**Problem description**
Write out the records word for word, with no pictures.

-- begin --

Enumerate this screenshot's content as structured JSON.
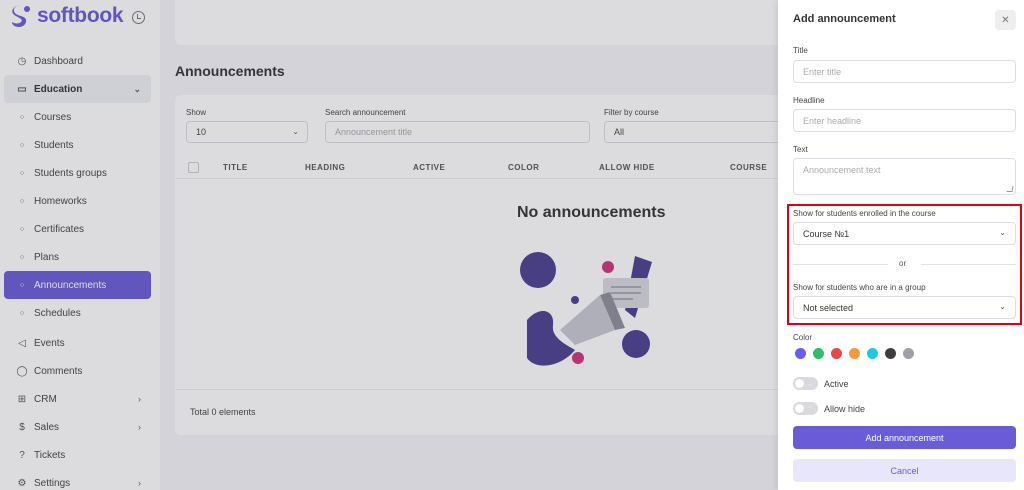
{
  "brand": {
    "name": "softbook",
    "accent": "#6a5cd6"
  },
  "sidebar": {
    "items": [
      {
        "label": "Dashboard",
        "icon": "gauge-icon"
      },
      {
        "label": "Education",
        "icon": "book-icon"
      },
      {
        "label": "Courses",
        "icon": "circle-icon"
      },
      {
        "label": "Students",
        "icon": "circle-icon"
      },
      {
        "label": "Students groups",
        "icon": "circle-icon"
      },
      {
        "label": "Homeworks",
        "icon": "circle-icon"
      },
      {
        "label": "Certificates",
        "icon": "circle-icon"
      },
      {
        "label": "Plans",
        "icon": "circle-icon"
      },
      {
        "label": "Announcements",
        "icon": "circle-icon"
      },
      {
        "label": "Schedules",
        "icon": "circle-icon"
      },
      {
        "label": "Events",
        "icon": "megaphone-icon"
      },
      {
        "label": "Comments",
        "icon": "comment-icon"
      },
      {
        "label": "CRM",
        "icon": "grid-icon"
      },
      {
        "label": "Sales",
        "icon": "dollar-icon"
      },
      {
        "label": "Tickets",
        "icon": "question-icon"
      },
      {
        "label": "Settings",
        "icon": "gear-icon"
      }
    ],
    "active_item": "Announcements",
    "expanded_group": "Education"
  },
  "main": {
    "title": "Announcements",
    "filters": {
      "show_label": "Show",
      "show_value": "10",
      "search_label": "Search announcement",
      "search_placeholder": "Announcement title",
      "course_label": "Filter by course",
      "course_value": "All"
    },
    "columns": [
      "TITLE",
      "HEADING",
      "ACTIVE",
      "COLOR",
      "ALLOW HIDE",
      "COURSE"
    ],
    "empty_text": "No announcements",
    "total_text": "Total 0 elements"
  },
  "drawer": {
    "title": "Add announcement",
    "title_label": "Title",
    "title_placeholder": "Enter title",
    "headline_label": "Headline",
    "headline_placeholder": "Enter headline",
    "text_label": "Text",
    "text_placeholder": "Announcement text",
    "course_label": "Show for students enrolled in the course",
    "course_value": "Course №1",
    "or_text": "or",
    "group_label": "Show for students who are in a group",
    "group_value": "Not selected",
    "color_label": "Color",
    "colors": [
      "#6a5cf0",
      "#2ebd6b",
      "#e84848",
      "#f59a3a",
      "#1ec8e0",
      "#3d3d3d",
      "#a0a0a8"
    ],
    "active_label": "Active",
    "allow_hide_label": "Allow hide",
    "submit_label": "Add announcement",
    "cancel_label": "Cancel"
  }
}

-- end --

**Solution**
Enumerate this screenshot's content as structured JSON.
{
  "brand": {
    "name": "softbook",
    "accent": "#6a5cd6"
  },
  "sidebar": {
    "items": [
      {
        "label": "Dashboard",
        "icon": "gauge-icon"
      },
      {
        "label": "Education",
        "icon": "book-icon"
      },
      {
        "label": "Courses",
        "icon": "circle-icon"
      },
      {
        "label": "Students",
        "icon": "circle-icon"
      },
      {
        "label": "Students groups",
        "icon": "circle-icon"
      },
      {
        "label": "Homeworks",
        "icon": "circle-icon"
      },
      {
        "label": "Certificates",
        "icon": "circle-icon"
      },
      {
        "label": "Plans",
        "icon": "circle-icon"
      },
      {
        "label": "Announcements",
        "icon": "circle-icon"
      },
      {
        "label": "Schedules",
        "icon": "circle-icon"
      },
      {
        "label": "Events",
        "icon": "megaphone-icon"
      },
      {
        "label": "Comments",
        "icon": "comment-icon"
      },
      {
        "label": "CRM",
        "icon": "grid-icon"
      },
      {
        "label": "Sales",
        "icon": "dollar-icon"
      },
      {
        "label": "Tickets",
        "icon": "question-icon"
      },
      {
        "label": "Settings",
        "icon": "gear-icon"
      }
    ],
    "active_item": "Announcements",
    "expanded_group": "Education"
  },
  "main": {
    "title": "Announcements",
    "filters": {
      "show_label": "Show",
      "show_value": "10",
      "search_label": "Search announcement",
      "search_placeholder": "Announcement title",
      "course_label": "Filter by course",
      "course_value": "All"
    },
    "columns": [
      "TITLE",
      "HEADING",
      "ACTIVE",
      "COLOR",
      "ALLOW HIDE",
      "COURSE"
    ],
    "empty_text": "No announcements",
    "total_text": "Total 0 elements"
  },
  "drawer": {
    "title": "Add announcement",
    "title_label": "Title",
    "title_placeholder": "Enter title",
    "headline_label": "Headline",
    "headline_placeholder": "Enter headline",
    "text_label": "Text",
    "text_placeholder": "Announcement text",
    "course_label": "Show for students enrolled in the course",
    "course_value": "Course №1",
    "or_text": "or",
    "group_label": "Show for students who are in a group",
    "group_value": "Not selected",
    "color_label": "Color",
    "colors": [
      "#6a5cf0",
      "#2ebd6b",
      "#e84848",
      "#f59a3a",
      "#1ec8e0",
      "#3d3d3d",
      "#a0a0a8"
    ],
    "active_label": "Active",
    "allow_hide_label": "Allow hide",
    "submit_label": "Add announcement",
    "cancel_label": "Cancel"
  }
}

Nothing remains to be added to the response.